* [STATED TASK]:
Reproduce the listing below in its entirety. Change nothing.

☆ ☆ ☆ ☆ ☆ ☆ ☆

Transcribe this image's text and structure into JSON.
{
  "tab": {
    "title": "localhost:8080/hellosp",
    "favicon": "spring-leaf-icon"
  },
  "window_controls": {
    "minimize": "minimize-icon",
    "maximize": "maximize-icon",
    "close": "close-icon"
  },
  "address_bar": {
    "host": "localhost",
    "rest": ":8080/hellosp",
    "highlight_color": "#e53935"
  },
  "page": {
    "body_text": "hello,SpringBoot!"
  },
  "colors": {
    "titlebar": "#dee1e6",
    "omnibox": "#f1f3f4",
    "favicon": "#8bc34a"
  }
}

☆ ☆ ☆ ☆ ☆ ☆ ☆

* [EXERCISE OUTPUT]:
Transcribe this image's text and structure into JSON.
{
  "tab": {
    "title": "localhost:8080/hellosp",
    "favicon": "spring-leaf-icon"
  },
  "window_controls": {
    "minimize": "minimize-icon",
    "maximize": "maximize-icon",
    "close": "close-icon"
  },
  "address_bar": {
    "host": "localhost",
    "rest": ":8080/hellosp",
    "highlight_color": "#e53935"
  },
  "page": {
    "body_text": "hello,SpringBoot!"
  },
  "colors": {
    "titlebar": "#dee1e6",
    "omnibox": "#f1f3f4",
    "favicon": "#8bc34a"
  }
}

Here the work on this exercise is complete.